__Task statement__.
Write out each line exactly as it stands, please.

__Records to process__.
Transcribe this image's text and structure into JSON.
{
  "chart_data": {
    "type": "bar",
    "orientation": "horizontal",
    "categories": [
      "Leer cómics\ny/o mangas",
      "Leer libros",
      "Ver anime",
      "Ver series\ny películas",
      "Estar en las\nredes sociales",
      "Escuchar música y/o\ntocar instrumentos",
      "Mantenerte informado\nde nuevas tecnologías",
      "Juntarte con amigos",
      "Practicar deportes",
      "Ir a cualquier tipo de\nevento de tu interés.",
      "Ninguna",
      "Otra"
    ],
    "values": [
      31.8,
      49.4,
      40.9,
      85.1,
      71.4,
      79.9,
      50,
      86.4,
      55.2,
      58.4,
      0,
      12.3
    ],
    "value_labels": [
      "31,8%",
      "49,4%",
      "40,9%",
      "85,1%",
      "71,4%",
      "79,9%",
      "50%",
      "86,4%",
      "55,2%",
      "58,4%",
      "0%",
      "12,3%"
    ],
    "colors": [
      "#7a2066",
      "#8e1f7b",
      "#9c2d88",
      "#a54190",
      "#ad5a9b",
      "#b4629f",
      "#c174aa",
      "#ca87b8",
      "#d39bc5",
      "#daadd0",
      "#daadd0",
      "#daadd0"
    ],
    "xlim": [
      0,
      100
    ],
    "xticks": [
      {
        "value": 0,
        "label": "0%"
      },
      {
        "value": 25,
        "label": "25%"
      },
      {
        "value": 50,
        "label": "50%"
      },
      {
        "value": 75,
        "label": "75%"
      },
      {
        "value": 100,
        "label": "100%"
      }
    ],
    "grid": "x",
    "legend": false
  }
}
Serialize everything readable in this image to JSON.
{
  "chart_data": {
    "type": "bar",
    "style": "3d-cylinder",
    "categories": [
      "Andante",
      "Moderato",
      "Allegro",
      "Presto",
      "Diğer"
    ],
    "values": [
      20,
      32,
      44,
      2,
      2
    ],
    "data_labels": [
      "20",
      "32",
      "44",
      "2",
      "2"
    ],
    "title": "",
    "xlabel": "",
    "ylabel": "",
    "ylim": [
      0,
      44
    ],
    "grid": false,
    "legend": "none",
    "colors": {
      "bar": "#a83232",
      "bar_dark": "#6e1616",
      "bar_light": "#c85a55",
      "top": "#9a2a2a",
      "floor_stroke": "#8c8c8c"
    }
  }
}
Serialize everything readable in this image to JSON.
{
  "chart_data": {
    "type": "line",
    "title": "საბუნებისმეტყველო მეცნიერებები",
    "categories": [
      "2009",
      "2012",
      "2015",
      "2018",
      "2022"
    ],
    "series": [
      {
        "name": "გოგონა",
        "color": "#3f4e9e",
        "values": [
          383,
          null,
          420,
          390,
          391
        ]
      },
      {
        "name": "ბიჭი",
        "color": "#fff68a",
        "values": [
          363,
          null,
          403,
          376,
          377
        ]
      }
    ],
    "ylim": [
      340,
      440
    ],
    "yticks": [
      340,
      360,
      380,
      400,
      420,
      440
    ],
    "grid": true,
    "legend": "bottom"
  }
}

__Answer for the task__.
Transcribe this image's text and structure into JSON.
{
  "chart_data": {
    "type": "bar",
    "orientation": "horizontal",
    "categories": [
      "Leer cómics\ny/o mangas",
      "Leer libros",
      "Ver anime",
      "Ver series\ny películas",
      "Estar en las\nredes sociales",
      "Escuchar música y/o\ntocar instrumentos",
      "Mantenerte informado\nde nuevas tecnologías",
      "Juntarte con amigos",
      "Practicar deportes",
      "Ir a cualquier tipo de\nevento de tu interés.",
      "Ninguna",
      "Otra"
    ],
    "values": [
      31.8,
      49.4,
      40.9,
      85.1,
      71.4,
      79.9,
      50,
      86.4,
      55.2,
      58.4,
      0,
      12.3
    ],
    "value_labels": [
      "31,8%",
      "49,4%",
      "40,9%",
      "85,1%",
      "71,4%",
      "79,9%",
      "50%",
      "86,4%",
      "55,2%",
      "58,4%",
      "0%",
      "12,3%"
    ],
    "colors": [
      "#7a2066",
      "#8e1f7b",
      "#9c2d88",
      "#a54190",
      "#ad5a9b",
      "#b4629f",
      "#c174aa",
      "#ca87b8",
      "#d39bc5",
      "#daadd0",
      "#daadd0",
      "#daadd0"
    ],
    "xlim": [
      0,
      100
    ],
    "xticks": [
      {
        "value": 0,
        "label": "0%"
      },
      {
        "value": 25,
        "label": "25%"
      },
      {
        "value": 50,
        "label": "50%"
      },
      {
        "value": 75,
        "label": "75%"
      },
      {
        "value": 100,
        "label": "100%"
      }
    ],
    "grid": "x",
    "legend": false
  }
}
Serialize everything readable in this image to JSON.
{
  "chart_data": {
    "type": "bar",
    "style": "3d-cylinder",
    "categories": [
      "Andante",
      "Moderato",
      "Allegro",
      "Presto",
      "Diğer"
    ],
    "values": [
      20,
      32,
      44,
      2,
      2
    ],
    "data_labels": [
      "20",
      "32",
      "44",
      "2",
      "2"
    ],
    "title": "",
    "xlabel": "",
    "ylabel": "",
    "ylim": [
      0,
      44
    ],
    "grid": false,
    "legend": "none",
    "colors": {
      "bar": "#a83232",
      "bar_dark": "#6e1616",
      "bar_light": "#c85a55",
      "top": "#9a2a2a",
      "floor_stroke": "#8c8c8c"
    }
  }
}
Serialize everything readable in this image to JSON.
{
  "chart_data": {
    "type": "line",
    "title": "საბუნებისმეტყველო მეცნიერებები",
    "categories": [
      "2009",
      "2012",
      "2015",
      "2018",
      "2022"
    ],
    "series": [
      {
        "name": "გოგონა",
        "color": "#3f4e9e",
        "values": [
          383,
          null,
          420,
          390,
          391
        ]
      },
      {
        "name": "ბიჭი",
        "color": "#fff68a",
        "values": [
          363,
          null,
          403,
          376,
          377
        ]
      }
    ],
    "ylim": [
      340,
      440
    ],
    "yticks": [
      340,
      360,
      380,
      400,
      420,
      440
    ],
    "grid": true,
    "legend": "bottom"
  }
}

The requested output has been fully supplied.